# What is required
Select all lines in the records that include "left".

# Excerpts from a figure dataset
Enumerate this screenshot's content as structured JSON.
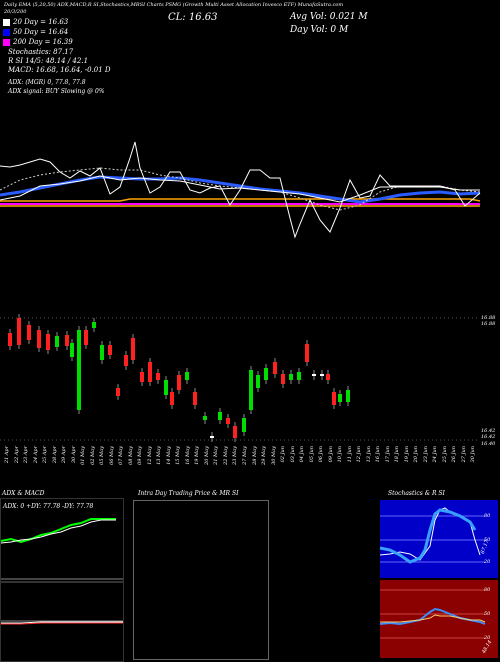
{
  "header": {
    "line1": "Daily EMA (5,20,50) ADX,MACD,R SI,Stochastics,MRSI Charts PSMG (Growth Multi Asset Allocation Invesco ETF) MunafaSutra.com",
    "date_range": "20/3/200",
    "cl_label": "CL: 16.63",
    "avg_vol": "Avg Vol: 0.021 M",
    "day_vol": "Day Vol: 0   M"
  },
  "legend": {
    "ema20": "20  Day = 16.63",
    "ema50": "50  Day = 16.64",
    "ema200": "200  Day = 16.39",
    "stochastics": "Stochastics: 87.17",
    "r_si": "R                     SI 14/5: 48.14 / 42.1",
    "macd": "MACD: 16.68, 16.64, -0.01 D",
    "adx": "ADX:                                (MGR) 0, 77.8, 77.8",
    "adx_signal": "ADX  signal:                                    BUY Slowing @ 0%",
    "colors": {
      "ema20": "#ffffff",
      "ema50": "#0000ff",
      "ema200": "#ff00ff"
    }
  },
  "price_axis": {
    "top_label": "16.88",
    "top_label2": "16.88",
    "low1": "16.42",
    "low2": "16.42",
    "low3": "16.40"
  },
  "dates": [
    "21 Apr",
    "22 Apr",
    "23 Apr",
    "24 Apr",
    "25 Apr",
    "28 Apr",
    "29 Apr",
    "30 Apr",
    "01 May",
    "02 May",
    "05 May",
    "06 May",
    "07 May",
    "08 May",
    "09 May",
    "12 May",
    "13 May",
    "14 May",
    "15 May",
    "16 May",
    "19 May",
    "20 May",
    "21 May",
    "22 May",
    "23 May",
    "27 May",
    "28 May",
    "29 May",
    "30 May",
    "02 Jun",
    "03 Jun",
    "04 Jun",
    "05 Jun",
    "06 Jun",
    "09 Jun",
    "10 Jun",
    "11 Jun",
    "12 Jun",
    "13 Jun",
    "16 Jun",
    "17 Jun",
    "18 Jun",
    "19 Jun",
    "20 Jun",
    "23 Jun",
    "24 Jun",
    "25 Jun",
    "26 Jun",
    "27 Jun",
    "30 Jun"
  ],
  "panels": {
    "adx_title": "ADX  & MACD",
    "adx_readout": "ADX: 0   +DY: 77.78   -DY: 77.78",
    "intraday_title": "Intra Day Trading Price  & MR                           SI",
    "stoch_title": "Stochastics & R                      SI",
    "stoch_levels": [
      "80",
      "50",
      "20"
    ],
    "stoch_value": "87.17",
    "rsi_levels": [
      "80",
      "50",
      "20"
    ],
    "rsi_value": "48.14"
  }
}
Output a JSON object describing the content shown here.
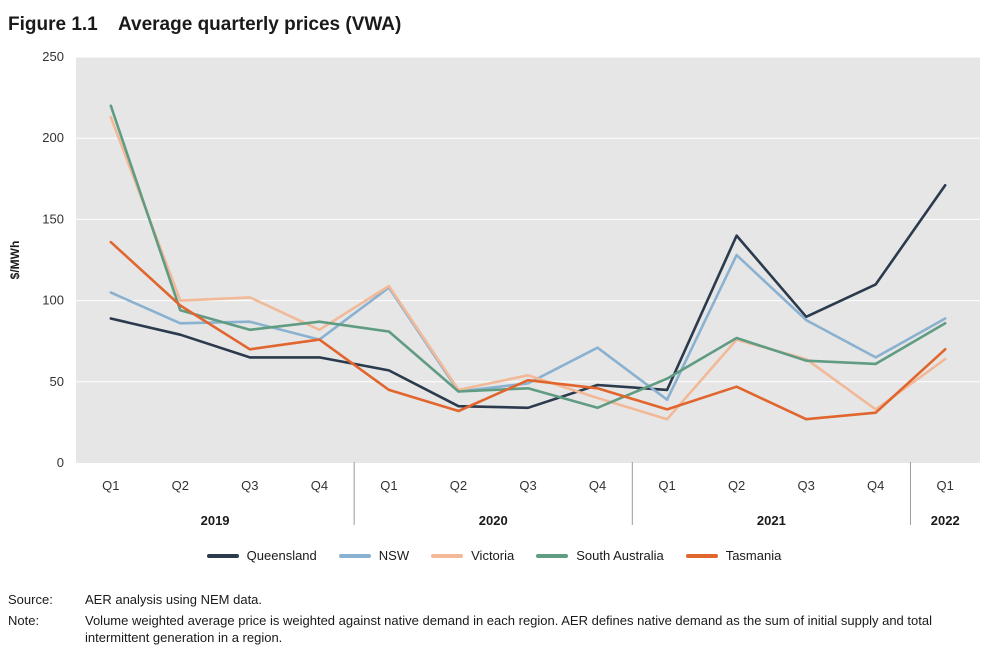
{
  "figure": {
    "number": "Figure 1.1",
    "title": "Average quarterly prices (VWA)"
  },
  "chart_data": {
    "type": "line",
    "title": "Average quarterly prices (VWA)",
    "ylabel": "$/MWh",
    "xlabel": "",
    "ylim": [
      0,
      250
    ],
    "yticks": [
      0,
      50,
      100,
      150,
      200,
      250
    ],
    "grid": true,
    "legend_position": "bottom",
    "categories": [
      "Q1",
      "Q2",
      "Q3",
      "Q4",
      "Q1",
      "Q2",
      "Q3",
      "Q4",
      "Q1",
      "Q2",
      "Q3",
      "Q4",
      "Q1"
    ],
    "years": [
      {
        "label": "2019",
        "quarters": 4
      },
      {
        "label": "2020",
        "quarters": 4
      },
      {
        "label": "2021",
        "quarters": 4
      },
      {
        "label": "2022",
        "quarters": 1
      }
    ],
    "series": [
      {
        "name": "Queensland",
        "color": "#2b3a4c",
        "values": [
          89,
          79,
          65,
          65,
          57,
          35,
          34,
          48,
          45,
          140,
          90,
          110,
          171
        ]
      },
      {
        "name": "NSW",
        "color": "#8ab2d0",
        "values": [
          105,
          86,
          87,
          76,
          108,
          44,
          49,
          71,
          39,
          128,
          88,
          65,
          89
        ]
      },
      {
        "name": "Victoria",
        "color": "#f2b998",
        "values": [
          213,
          100,
          102,
          82,
          109,
          45,
          54,
          40,
          27,
          76,
          64,
          33,
          64
        ]
      },
      {
        "name": "South Australia",
        "color": "#5f9c82",
        "values": [
          220,
          94,
          82,
          87,
          81,
          44,
          46,
          34,
          52,
          77,
          63,
          61,
          86
        ]
      },
      {
        "name": "Tasmania",
        "color": "#e0662e",
        "values": [
          136,
          97,
          70,
          76,
          45,
          32,
          51,
          46,
          33,
          47,
          27,
          31,
          70
        ]
      }
    ]
  },
  "notes": [
    {
      "label": "Source:",
      "text": "AER analysis using NEM data."
    },
    {
      "label": "Note:",
      "text": "Volume weighted average price is weighted against native demand in each region. AER defines native demand as the sum of initial supply and total intermittent generation in a region."
    }
  ]
}
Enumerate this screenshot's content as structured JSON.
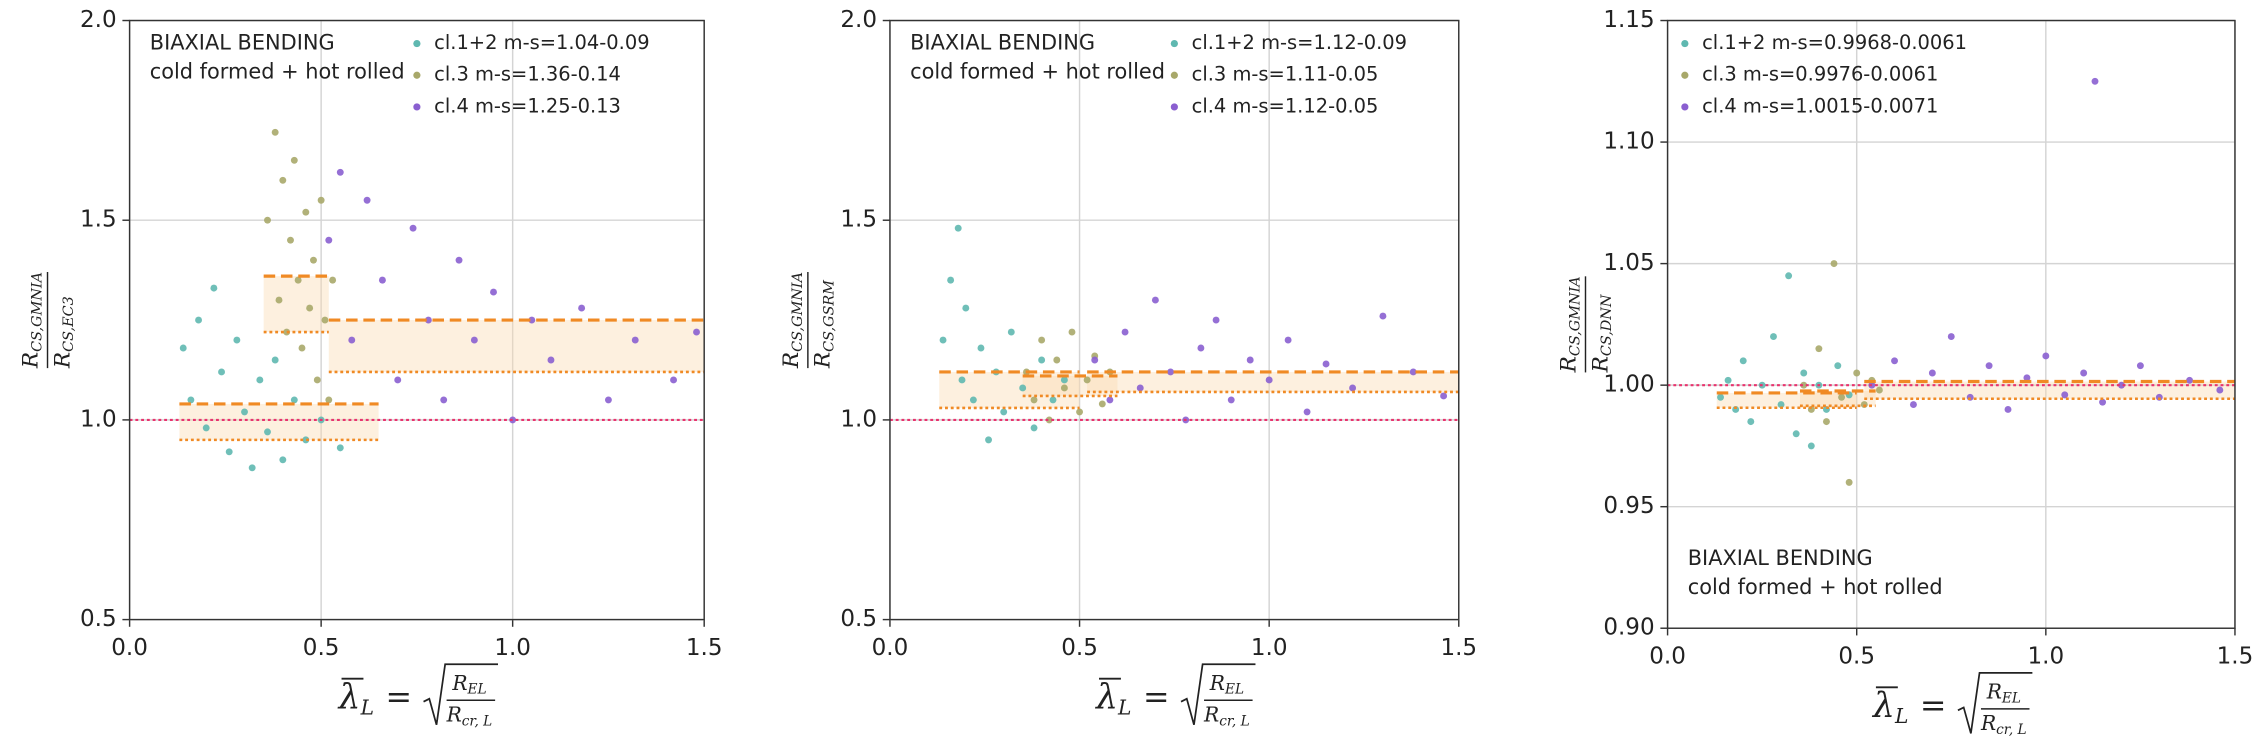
{
  "chart_data": [
    {
      "type": "scatter",
      "grid": true,
      "legend_loc": "upper right",
      "annotation_loc": "upper left",
      "annotation": [
        "BIAXIAL BENDING",
        "cold formed + hot rolled"
      ],
      "ylabel": {
        "num": "R",
        "num_sub": "CS,GMNIA",
        "den": "R",
        "den_sub": "CS,EC3"
      },
      "xlabel": {
        "symbol": "λ",
        "sub": "L",
        "eq": "=",
        "num": "R",
        "num_sub": "EL",
        "den": "R",
        "den_sub": "cr, L"
      },
      "xlim": [
        0,
        1.5
      ],
      "ylim": [
        0.5,
        2.0
      ],
      "xticks": [
        {
          "value": 0,
          "label": "0.0"
        },
        {
          "value": 0.5,
          "label": "0.5"
        },
        {
          "value": 1,
          "label": "1.0"
        },
        {
          "value": 1.5,
          "label": "1.5"
        }
      ],
      "yticks": [
        {
          "value": 0.5,
          "label": "0.5"
        },
        {
          "value": 1,
          "label": "1.0"
        },
        {
          "value": 1.5,
          "label": "1.5"
        },
        {
          "value": 2,
          "label": "2.0"
        }
      ],
      "ref_line": 1.0,
      "ref_color": "#e8336e",
      "mean_color": "#f08a24",
      "series": [
        {
          "name": "cl.1+2 m-s=1.04-0.09",
          "color": "#5fb8b0",
          "mean": 1.04,
          "sd": 0.09,
          "line_x": [
            0.13,
            0.65
          ],
          "x": [
            0.14,
            0.16,
            0.18,
            0.2,
            0.22,
            0.24,
            0.26,
            0.28,
            0.3,
            0.32,
            0.34,
            0.36,
            0.38,
            0.4,
            0.43,
            0.46,
            0.5,
            0.55
          ],
          "values": [
            1.18,
            1.05,
            1.25,
            0.98,
            1.33,
            1.12,
            0.92,
            1.2,
            1.02,
            0.88,
            1.1,
            0.97,
            1.15,
            0.9,
            1.05,
            0.95,
            1.0,
            0.93
          ]
        },
        {
          "name": "cl.3 m-s=1.36-0.14",
          "color": "#a8a86a",
          "mean": 1.36,
          "sd": 0.14,
          "line_x": [
            0.35,
            0.52
          ],
          "x": [
            0.36,
            0.38,
            0.39,
            0.4,
            0.41,
            0.42,
            0.43,
            0.44,
            0.45,
            0.46,
            0.47,
            0.48,
            0.49,
            0.5,
            0.51,
            0.52,
            0.53
          ],
          "values": [
            1.5,
            1.72,
            1.3,
            1.6,
            1.22,
            1.45,
            1.65,
            1.35,
            1.18,
            1.52,
            1.28,
            1.4,
            1.1,
            1.55,
            1.25,
            1.05,
            1.35
          ]
        },
        {
          "name": "cl.4 m-s=1.25-0.13",
          "color": "#8a5fd0",
          "mean": 1.25,
          "sd": 0.13,
          "line_x": [
            0.52,
            1.5
          ],
          "x": [
            0.52,
            0.55,
            0.58,
            0.62,
            0.66,
            0.7,
            0.74,
            0.78,
            0.82,
            0.86,
            0.9,
            0.95,
            1.0,
            1.05,
            1.1,
            1.18,
            1.25,
            1.32,
            1.42,
            1.48
          ],
          "values": [
            1.45,
            1.62,
            1.2,
            1.55,
            1.35,
            1.1,
            1.48,
            1.25,
            1.05,
            1.4,
            1.2,
            1.32,
            1.0,
            1.25,
            1.15,
            1.28,
            1.05,
            1.2,
            1.1,
            1.22
          ]
        }
      ]
    },
    {
      "type": "scatter",
      "grid": true,
      "legend_loc": "upper right",
      "annotation_loc": "upper left",
      "annotation": [
        "BIAXIAL BENDING",
        "cold formed + hot rolled"
      ],
      "ylabel": {
        "num": "R",
        "num_sub": "CS,GMNIA",
        "den": "R",
        "den_sub": "CS,GSRM"
      },
      "xlabel": {
        "symbol": "λ",
        "sub": "L",
        "eq": "=",
        "num": "R",
        "num_sub": "EL",
        "den": "R",
        "den_sub": "cr, L"
      },
      "xlim": [
        0,
        1.5
      ],
      "ylim": [
        0.5,
        2.0
      ],
      "xticks": [
        {
          "value": 0,
          "label": "0.0"
        },
        {
          "value": 0.5,
          "label": "0.5"
        },
        {
          "value": 1,
          "label": "1.0"
        },
        {
          "value": 1.5,
          "label": "1.5"
        }
      ],
      "yticks": [
        {
          "value": 0.5,
          "label": "0.5"
        },
        {
          "value": 1,
          "label": "1.0"
        },
        {
          "value": 1.5,
          "label": "1.5"
        },
        {
          "value": 2,
          "label": "2.0"
        }
      ],
      "ref_line": 1.0,
      "ref_color": "#e8336e",
      "mean_color": "#f08a24",
      "series": [
        {
          "name": "cl.1+2 m-s=1.12-0.09",
          "color": "#5fb8b0",
          "mean": 1.12,
          "sd": 0.09,
          "line_x": [
            0.13,
            0.5
          ],
          "x": [
            0.14,
            0.16,
            0.18,
            0.19,
            0.2,
            0.22,
            0.24,
            0.26,
            0.28,
            0.3,
            0.32,
            0.35,
            0.38,
            0.4,
            0.43,
            0.46
          ],
          "values": [
            1.2,
            1.35,
            1.48,
            1.1,
            1.28,
            1.05,
            1.18,
            0.95,
            1.12,
            1.02,
            1.22,
            1.08,
            0.98,
            1.15,
            1.05,
            1.1
          ]
        },
        {
          "name": "cl.3 m-s=1.11-0.05",
          "color": "#a8a86a",
          "mean": 1.11,
          "sd": 0.05,
          "line_x": [
            0.35,
            0.6
          ],
          "x": [
            0.36,
            0.38,
            0.4,
            0.42,
            0.44,
            0.46,
            0.48,
            0.5,
            0.52,
            0.54,
            0.56,
            0.58
          ],
          "values": [
            1.12,
            1.05,
            1.2,
            1.0,
            1.15,
            1.08,
            1.22,
            1.02,
            1.1,
            1.16,
            1.04,
            1.12
          ]
        },
        {
          "name": "cl.4 m-s=1.12-0.05",
          "color": "#8a5fd0",
          "mean": 1.12,
          "sd": 0.05,
          "line_x": [
            0.52,
            1.5
          ],
          "x": [
            0.54,
            0.58,
            0.62,
            0.66,
            0.7,
            0.74,
            0.78,
            0.82,
            0.86,
            0.9,
            0.95,
            1.0,
            1.05,
            1.1,
            1.15,
            1.22,
            1.3,
            1.38,
            1.46
          ],
          "values": [
            1.15,
            1.05,
            1.22,
            1.08,
            1.3,
            1.12,
            1.0,
            1.18,
            1.25,
            1.05,
            1.15,
            1.1,
            1.2,
            1.02,
            1.14,
            1.08,
            1.26,
            1.12,
            1.06
          ]
        }
      ]
    },
    {
      "type": "scatter",
      "grid": true,
      "legend_loc": "upper left",
      "annotation_loc": "lower left",
      "annotation": [
        "BIAXIAL BENDING",
        "cold formed + hot rolled"
      ],
      "ylabel": {
        "num": "R",
        "num_sub": "CS,GMNIA",
        "den": "R",
        "den_sub": "CS,DNN"
      },
      "xlabel": {
        "symbol": "λ",
        "sub": "L",
        "eq": "=",
        "num": "R",
        "num_sub": "EL",
        "den": "R",
        "den_sub": "cr, L"
      },
      "xlim": [
        0,
        1.5
      ],
      "ylim": [
        0.9,
        1.15
      ],
      "xticks": [
        {
          "value": 0,
          "label": "0.0"
        },
        {
          "value": 0.5,
          "label": "0.5"
        },
        {
          "value": 1,
          "label": "1.0"
        },
        {
          "value": 1.5,
          "label": "1.5"
        }
      ],
      "yticks": [
        {
          "value": 0.9,
          "label": "0.90"
        },
        {
          "value": 0.95,
          "label": "0.95"
        },
        {
          "value": 1,
          "label": "1.00"
        },
        {
          "value": 1.05,
          "label": "1.05"
        },
        {
          "value": 1.1,
          "label": "1.10"
        },
        {
          "value": 1.15,
          "label": "1.15"
        }
      ],
      "ref_line": 1.0,
      "ref_color": "#e8336e",
      "mean_color": "#f08a24",
      "series": [
        {
          "name": "cl.1+2 m-s=0.9968-0.0061",
          "color": "#5fb8b0",
          "mean": 0.9968,
          "sd": 0.0061,
          "line_x": [
            0.13,
            0.5
          ],
          "x": [
            0.14,
            0.16,
            0.18,
            0.2,
            0.22,
            0.25,
            0.28,
            0.3,
            0.32,
            0.34,
            0.36,
            0.38,
            0.4,
            0.42,
            0.45,
            0.48
          ],
          "values": [
            0.995,
            1.002,
            0.99,
            1.01,
            0.985,
            1.0,
            1.02,
            0.992,
            1.045,
            0.98,
            1.005,
            0.975,
            1.0,
            0.99,
            1.008,
            0.996
          ]
        },
        {
          "name": "cl.3 m-s=0.9976-0.0061",
          "color": "#a8a86a",
          "mean": 0.9976,
          "sd": 0.0061,
          "line_x": [
            0.35,
            0.55
          ],
          "x": [
            0.36,
            0.38,
            0.4,
            0.42,
            0.44,
            0.46,
            0.48,
            0.5,
            0.52,
            0.54,
            0.56
          ],
          "values": [
            1.0,
            0.99,
            1.015,
            0.985,
            1.05,
            0.995,
            0.96,
            1.005,
            0.992,
            1.002,
            0.998
          ]
        },
        {
          "name": "cl.4 m-s=1.0015-0.0071",
          "color": "#8a5fd0",
          "mean": 1.0015,
          "sd": 0.0071,
          "line_x": [
            0.52,
            1.5
          ],
          "x": [
            0.54,
            0.6,
            0.65,
            0.7,
            0.75,
            0.8,
            0.85,
            0.9,
            0.95,
            1.0,
            1.05,
            1.1,
            1.15,
            1.2,
            1.25,
            1.3,
            1.38,
            1.46,
            1.13
          ],
          "values": [
            1.0,
            1.01,
            0.992,
            1.005,
            1.02,
            0.995,
            1.008,
            0.99,
            1.003,
            1.012,
            0.996,
            1.005,
            0.993,
            1.0,
            1.008,
            0.995,
            1.002,
            0.998,
            1.125
          ]
        }
      ]
    }
  ]
}
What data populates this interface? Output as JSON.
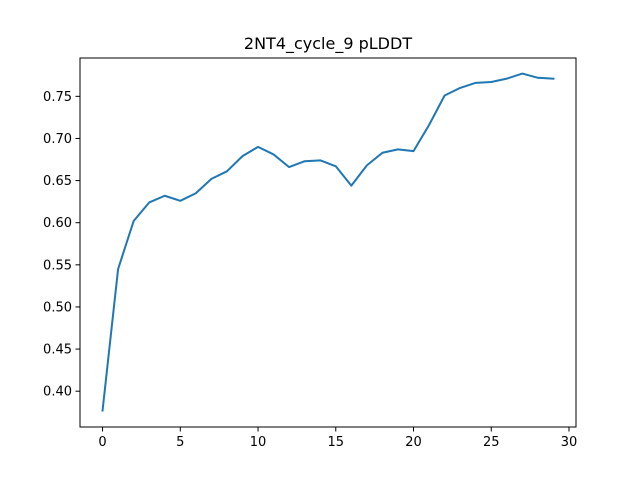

# Answer below
      "annotation_loc": "upper left",
      "annotation_loc": "upper left",
      "legend_loc": "upper left",
      "annotation_loc": "lower left",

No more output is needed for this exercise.